### Challenge
Find every line in the listing that contains the string "thickness" and copy each one out, paying attention to uppercase and lowercase letters.

### Records for this exercise
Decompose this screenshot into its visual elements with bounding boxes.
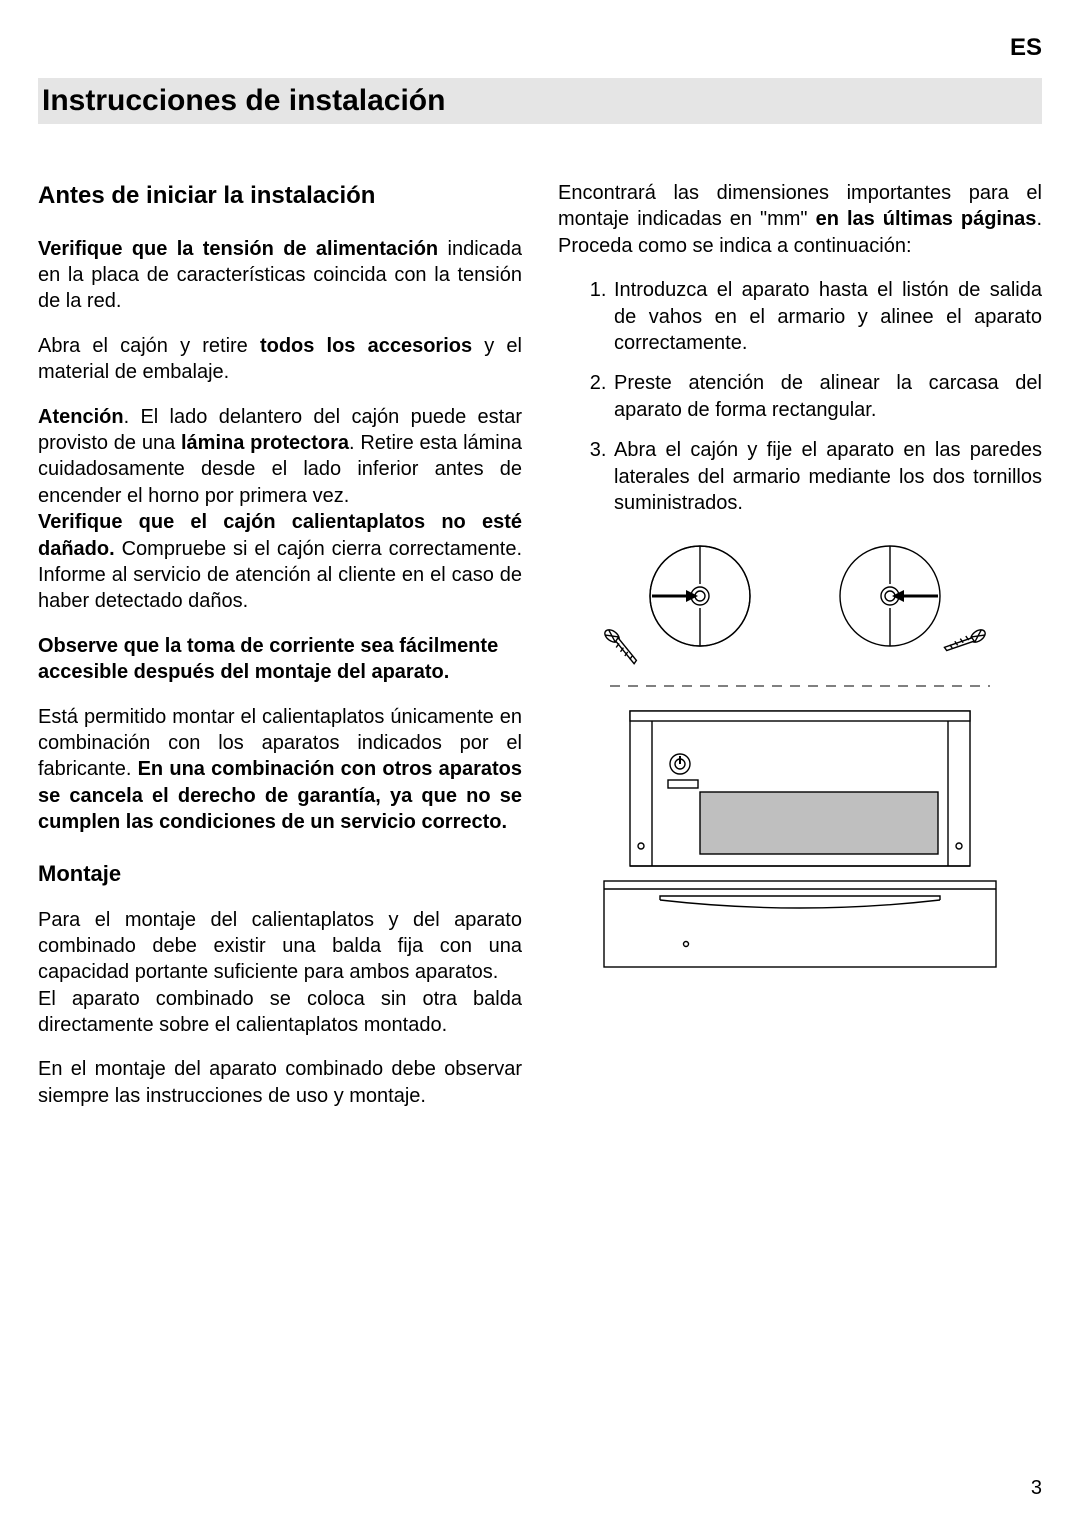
right-column: Encontrará las dimensiones importantes p…: [558, 180, 1042, 1127]
content-columns: Antes de iniciar la instalación Verifiqu…: [38, 180, 1042, 1127]
text-bold: lámina protectora: [181, 432, 349, 454]
para-voltage: Verifique que la tensión de alimentación…: [38, 236, 522, 315]
para-damage: Verifique que el cajón calientaplatos no…: [38, 509, 522, 615]
para-shelf: Para el montaje del calientaplatos y del…: [38, 907, 522, 986]
text-bold: Verifique que la tensión de alimentación: [38, 238, 438, 260]
left-column: Antes de iniciar la instalación Verifiqu…: [38, 180, 522, 1127]
step-1: Introduzca el aparato hasta el listón de…: [612, 277, 1042, 356]
para-combination: Está permitido montar el calientaplatos …: [38, 704, 522, 836]
diagram-svg: [590, 536, 1010, 986]
para-observe-instructions: En el montaje del aparato combinado debe…: [38, 1056, 522, 1109]
para-attention: Atención. El lado delantero del cajón pu…: [38, 404, 522, 510]
para-accessories: Abra el cajón y retire todos los accesor…: [38, 333, 522, 386]
step-3: Abra el cajón y fije el aparato en las p…: [612, 437, 1042, 516]
text: Abra el cajón y retire: [38, 335, 260, 357]
para-combined-appliance: El aparato combinado se coloca sin otra …: [38, 986, 522, 1039]
text-bold: todos los accesorios: [260, 335, 472, 357]
heading-before-install: Antes de iniciar la instalación: [38, 180, 522, 212]
heading-mounting: Montaje: [38, 859, 522, 888]
installation-steps: Introduzca el aparato hasta el listón de…: [558, 277, 1042, 516]
text-bold: en las últimas páginas: [816, 208, 1037, 230]
page-title: Instrucciones de instalación: [38, 78, 1042, 124]
text-bold: Atención: [38, 406, 124, 428]
step-2: Preste atención de alinear la carcasa de…: [612, 370, 1042, 423]
installation-diagram: [558, 536, 1042, 986]
para-outlet-access: Observe que la toma de corriente sea fác…: [38, 633, 522, 686]
page-number: 3: [1031, 1477, 1042, 1500]
para-dimensions: Encontrará las dimensiones importantes p…: [558, 180, 1042, 259]
language-code: ES: [1010, 34, 1042, 62]
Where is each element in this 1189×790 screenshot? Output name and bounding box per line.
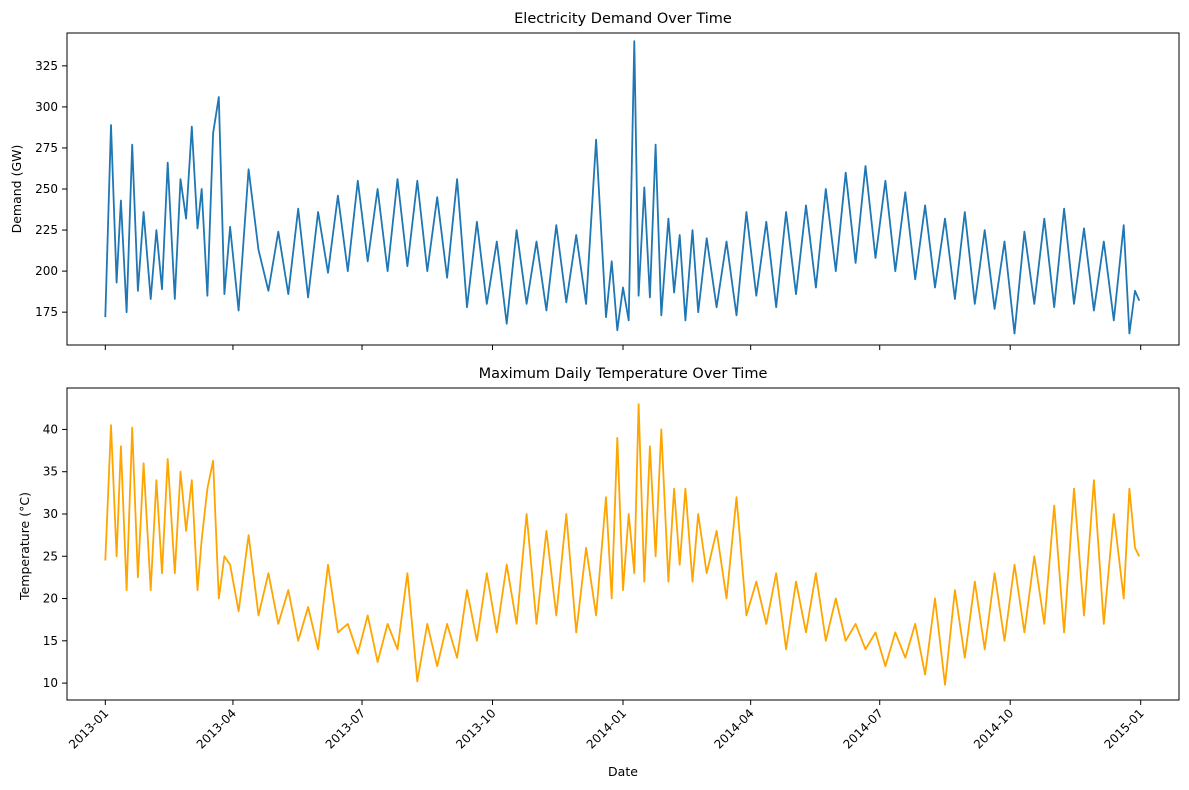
demand-y-tick-label: 175 [35, 305, 58, 319]
demand-y-tick-label: 250 [35, 182, 58, 196]
temperature-series [104, 403, 1141, 686]
demand-y-tick-label: 225 [35, 223, 58, 237]
demand-y-tick-label: 200 [35, 264, 58, 278]
demand-y-axis-label: Demand (GW) [9, 145, 24, 234]
temperature-y-ticks: 10 15 20 25 30 35 40 [43, 422, 67, 690]
temperature-line [104, 403, 1141, 686]
demand-y-tick-label: 300 [35, 100, 58, 114]
demand-y-ticks: 175 200 225 250 275 300 325 [35, 59, 67, 319]
temperature-plot-frame [66, 387, 1180, 701]
demand-y-tick-label: 275 [35, 141, 58, 155]
demand-y-tick-label: 325 [35, 59, 58, 73]
demand-x-ticks [104, 345, 1142, 350]
temperature-y-tick-label: 10 [43, 676, 58, 690]
demand-chart: Electricity Demand Over Time Demand (GW)… [9, 11, 1180, 350]
temperature-y-tick-label: 40 [43, 422, 58, 436]
temperature-y-tick-label: 30 [43, 507, 58, 521]
demand-plot-frame [66, 32, 1180, 346]
demand-line [104, 40, 1141, 335]
temperature-y-tick-label: 15 [43, 634, 58, 648]
temperature-x-axis-label: Date [608, 764, 638, 779]
demand-series [104, 40, 1141, 335]
demand-chart-title: Electricity Demand Over Time [514, 11, 732, 27]
temperature-y-tick-label: 20 [43, 592, 58, 606]
temperature-y-tick-label: 25 [43, 549, 58, 563]
temperature-y-axis-label: Temperature (°C) [17, 492, 32, 601]
temperature-y-tick-label: 35 [43, 465, 58, 479]
temperature-chart-title: Maximum Daily Temperature Over Time [479, 366, 768, 382]
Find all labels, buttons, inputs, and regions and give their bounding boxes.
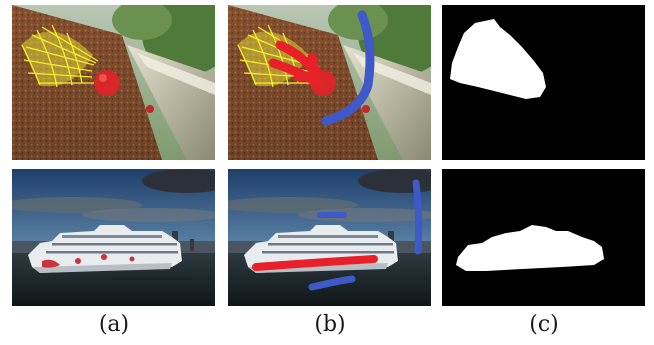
background-stroke bbox=[308, 275, 356, 291]
row1-scribble-image bbox=[228, 5, 431, 160]
row1-mask-image bbox=[442, 5, 645, 160]
shuttlecock-segmentation-mask bbox=[442, 5, 645, 160]
cruise-ship-photo bbox=[12, 169, 215, 306]
row2-scribble-image bbox=[228, 169, 431, 306]
shuttlecock-feathers bbox=[21, 24, 99, 88]
foreground-stroke bbox=[275, 40, 321, 82]
foreground-stroke bbox=[252, 255, 378, 271]
background-stroke bbox=[321, 10, 375, 126]
shuttlecock-photo bbox=[12, 5, 215, 160]
row2-input-image bbox=[12, 169, 215, 306]
cruise-ship-segmentation-mask bbox=[442, 169, 645, 306]
row1-input-image bbox=[12, 5, 215, 160]
caption-c: (c) bbox=[529, 312, 559, 337]
row2-mask-image bbox=[442, 169, 645, 306]
caption-a: (a) bbox=[98, 312, 130, 337]
foreground-stroke bbox=[268, 58, 323, 88]
caption-b: (b) bbox=[314, 312, 346, 337]
background-stroke bbox=[412, 179, 423, 255]
shuttlecock-photo-with-strokes bbox=[228, 5, 431, 160]
shuttlecock-cork bbox=[94, 70, 120, 96]
cruise-ship bbox=[28, 225, 182, 273]
cruise-ship-photo-with-strokes bbox=[228, 169, 431, 306]
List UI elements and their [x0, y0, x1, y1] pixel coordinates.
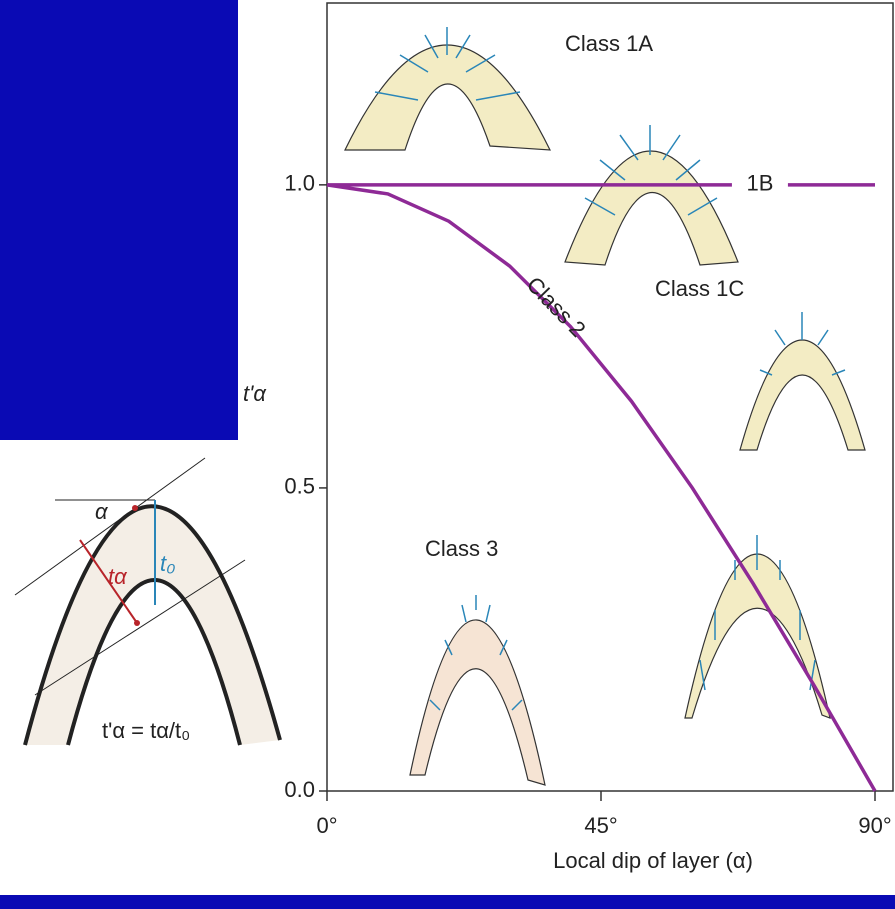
x-axis-label: Local dip of layer (α) [553, 848, 753, 873]
angle-label: α [95, 499, 109, 524]
y-axis-label: t'α [243, 381, 267, 406]
slide: α tα t₀ t'α = tα/t₀ Class 1A Class 1C Cl… [0, 0, 895, 909]
x-tick-label: 90° [858, 813, 891, 838]
annotation: Class 1A [565, 31, 653, 56]
hinge-thickness-label: t₀ [160, 551, 175, 576]
y-tick-label: 1.0 [284, 171, 315, 196]
y-tick-label: 0.5 [284, 474, 315, 499]
x-tick-label: 0° [316, 813, 337, 838]
thickness-label: tα [108, 564, 128, 589]
bottom-band [0, 895, 895, 909]
figure-panel [238, 0, 895, 895]
annotation: Class 3 [425, 536, 498, 561]
x-tick-label: 45° [584, 813, 617, 838]
formula-label: t'α = tα/t₀ [102, 718, 190, 743]
series-label: 1B [746, 171, 773, 196]
y-tick-label: 0.0 [284, 777, 315, 802]
page: {"chart_data": {"type": "line", "xlabel"… [0, 0, 895, 909]
annotation: Class 1C [655, 276, 744, 301]
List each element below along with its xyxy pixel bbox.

### Result for this task
hinge-thickness-label: t₀ [160, 551, 175, 576]
thickness-label: tα [108, 564, 128, 589]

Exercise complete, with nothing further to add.